━━━ Source data ━━━

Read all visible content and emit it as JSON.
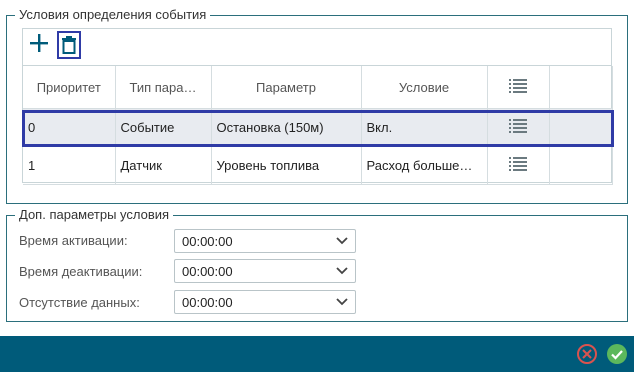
{
  "section_conditions": {
    "legend": "Условия определения события"
  },
  "toolbar": {
    "add_icon": "plus-icon",
    "delete_icon": "trash-icon"
  },
  "table": {
    "columns": [
      "Приоритет",
      "Тип пара…",
      "Параметр",
      "Условие",
      "",
      ""
    ],
    "rows": [
      {
        "priority": "0",
        "type": "Событие",
        "parameter": "Остановка (150м)",
        "condition": "Вкл."
      },
      {
        "priority": "1",
        "type": "Датчик",
        "parameter": "Уровень топлива",
        "condition": "Расход больше…"
      }
    ],
    "column_icon": "list-settings-icon"
  },
  "section_extra": {
    "legend": "Доп. параметры условия",
    "fields": [
      {
        "label": "Время активации:",
        "value": "00:00:00"
      },
      {
        "label": "Время деактивации:",
        "value": "00:00:00"
      },
      {
        "label": "Отсутствие данных:",
        "value": "00:00:00"
      }
    ]
  },
  "footer": {
    "cancel_icon": "cancel-icon",
    "ok_icon": "ok-icon"
  },
  "colors": {
    "accent": "#005b7a",
    "selection": "#2f3ba6",
    "cancel": "#d9534f",
    "ok": "#5cb85c"
  }
}
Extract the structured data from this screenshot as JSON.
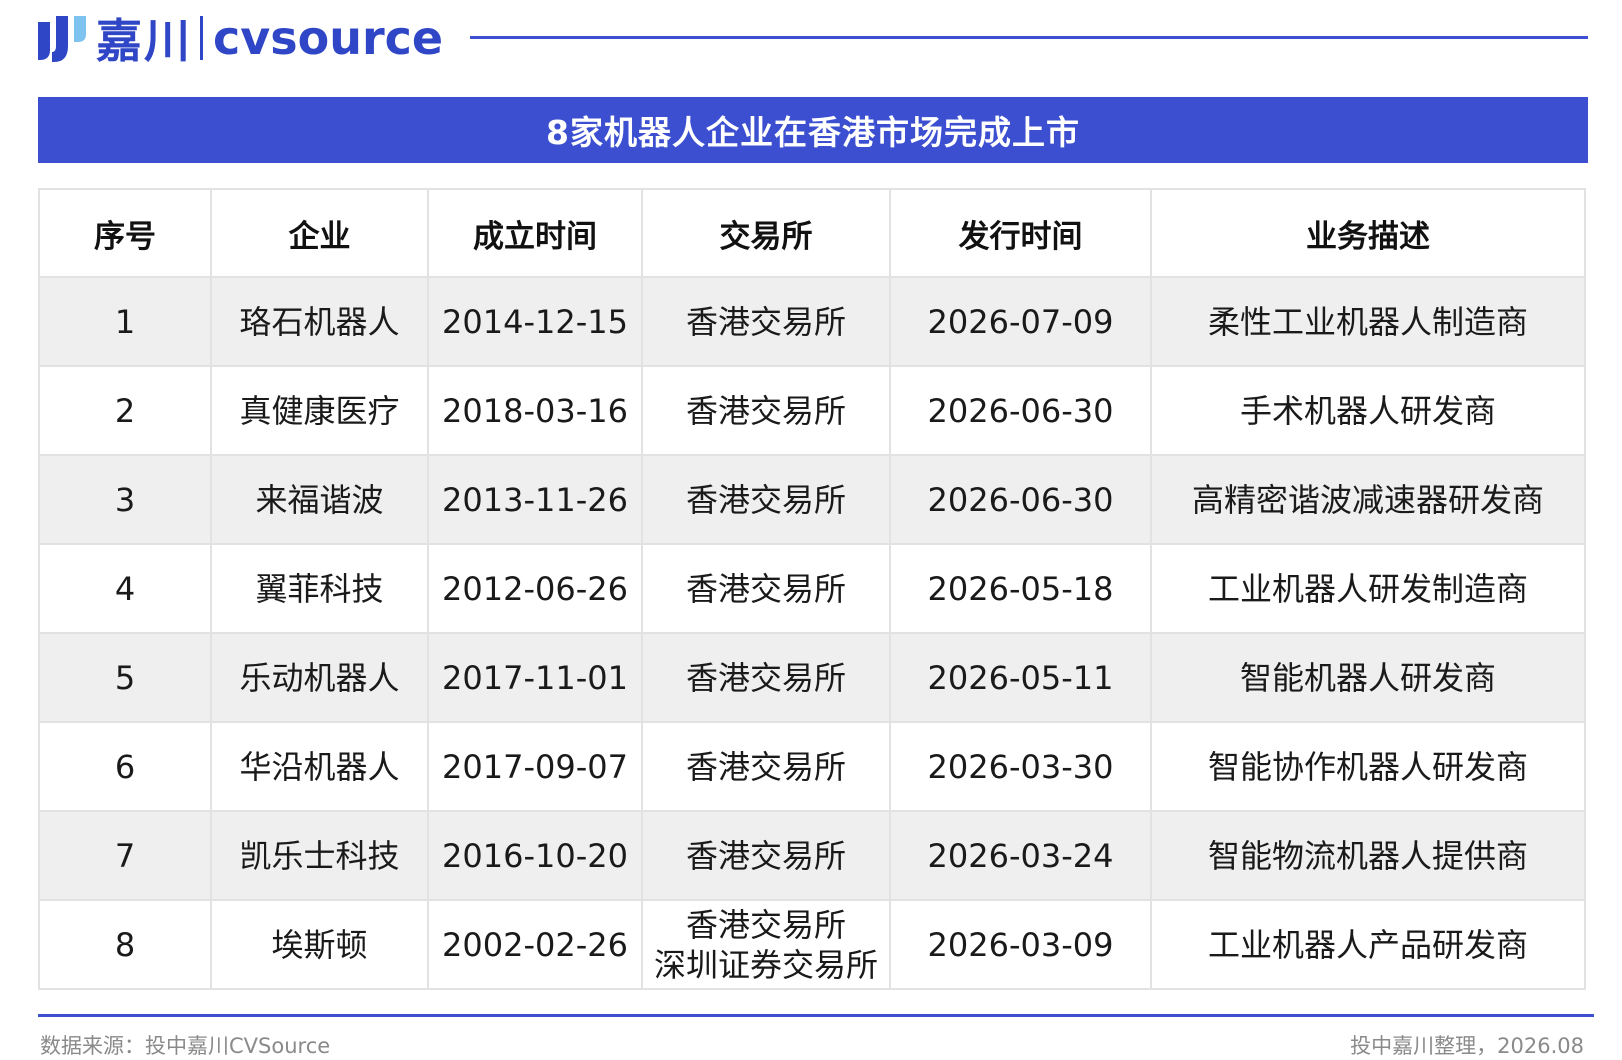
{
  "brand": {
    "logo_cn": "嘉川",
    "logo_en": "cvsource",
    "color": "#2f46c6"
  },
  "title": "8家机器人企业在香港市场完成上市",
  "table": {
    "headers": [
      "序号",
      "企业",
      "成立时间",
      "交易所",
      "发行时间",
      "业务描述"
    ],
    "rows": [
      {
        "no": "1",
        "company": "珞石机器人",
        "founded": "2014-12-15",
        "exchange": [
          "香港交易所"
        ],
        "issue": "2026-07-09",
        "desc": "柔性工业机器人制造商"
      },
      {
        "no": "2",
        "company": "真健康医疗",
        "founded": "2018-03-16",
        "exchange": [
          "香港交易所"
        ],
        "issue": "2026-06-30",
        "desc": "手术机器人研发商"
      },
      {
        "no": "3",
        "company": "来福谐波",
        "founded": "2013-11-26",
        "exchange": [
          "香港交易所"
        ],
        "issue": "2026-06-30",
        "desc": "高精密谐波减速器研发商"
      },
      {
        "no": "4",
        "company": "翼菲科技",
        "founded": "2012-06-26",
        "exchange": [
          "香港交易所"
        ],
        "issue": "2026-05-18",
        "desc": "工业机器人研发制造商"
      },
      {
        "no": "5",
        "company": "乐动机器人",
        "founded": "2017-11-01",
        "exchange": [
          "香港交易所"
        ],
        "issue": "2026-05-11",
        "desc": "智能机器人研发商"
      },
      {
        "no": "6",
        "company": "华沿机器人",
        "founded": "2017-09-07",
        "exchange": [
          "香港交易所"
        ],
        "issue": "2026-03-30",
        "desc": "智能协作机器人研发商"
      },
      {
        "no": "7",
        "company": "凯乐士科技",
        "founded": "2016-10-20",
        "exchange": [
          "香港交易所"
        ],
        "issue": "2026-03-24",
        "desc": "智能物流机器人提供商"
      },
      {
        "no": "8",
        "company": "埃斯顿",
        "founded": "2002-02-26",
        "exchange": [
          "香港交易所",
          "深圳证券交易所"
        ],
        "issue": "2026-03-09",
        "desc": "工业机器人产品研发商"
      }
    ]
  },
  "footer": {
    "source": "数据来源：投中嘉川CVSource",
    "credit": "投中嘉川整理，2026.08"
  },
  "colors": {
    "accent": "#3b4fd0",
    "row_shade": "#efefef"
  }
}
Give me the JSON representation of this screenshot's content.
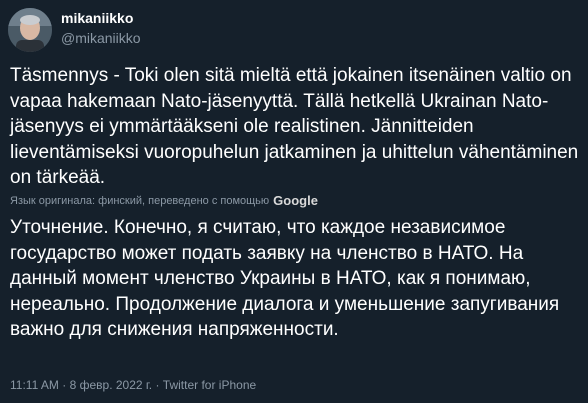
{
  "author": {
    "display_name": "mikaniikko",
    "handle": "@mikaniikko"
  },
  "tweet": {
    "text_fi": "Täsmennys - Toki olen sitä mieltä että jokainen itsenäinen valtio on vapaa hakemaan Nato-jäsenyyttä. Tällä hetkellä Ukrainan Nato-jäsenyys ei ymmärtääkseni ole realistinen. Jännitteiden lieventämiseksi vuoropuhelun jatkaminen ja uhittelun vähentäminen on tärkeää.",
    "translation_note": "Язык оригинала: финский, переведено с помощью",
    "translation_provider": "Google",
    "text_ru": "Уточнение. Конечно, я считаю, что каждое независимое государство может подать заявку на членство в НАТО. На данный момент членство Украины в НАТО, как я понимаю, нереально. Продолжение диалога и уменьшение запугивания важно для снижения напряженности.",
    "timestamp": "11:11 AM · 8 февр. 2022 г. · Twitter for iPhone"
  },
  "colors": {
    "background": "#15202b",
    "primary_text": "#ffffff",
    "secondary_text": "#8b98a5"
  }
}
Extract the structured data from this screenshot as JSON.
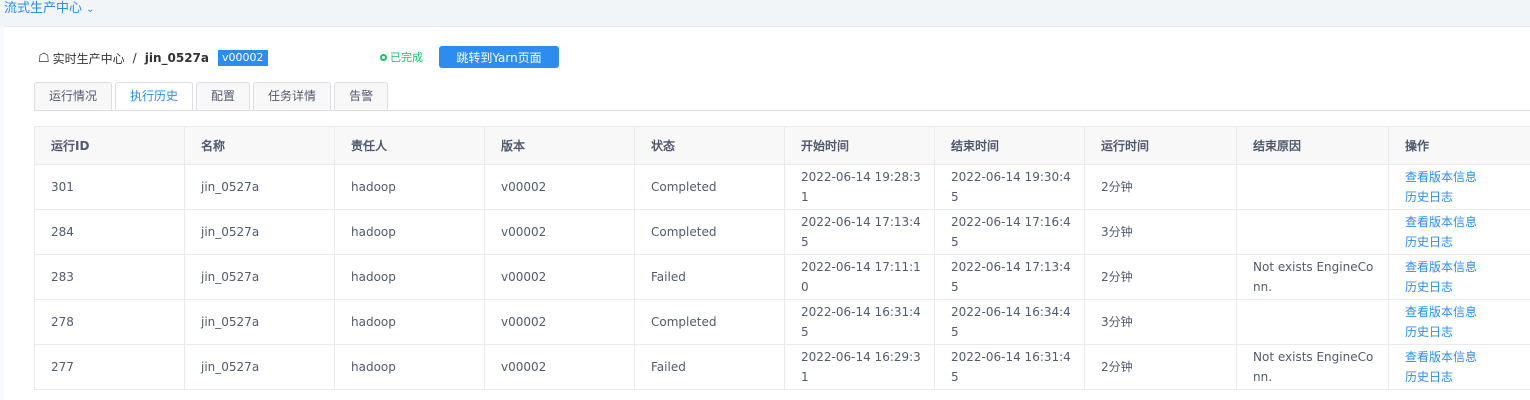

━━━

Task statement: Which lines include "Время"? Copy each of them out.

Task result:
        "label": "Время активации:",
        "label": "Время деактивации:",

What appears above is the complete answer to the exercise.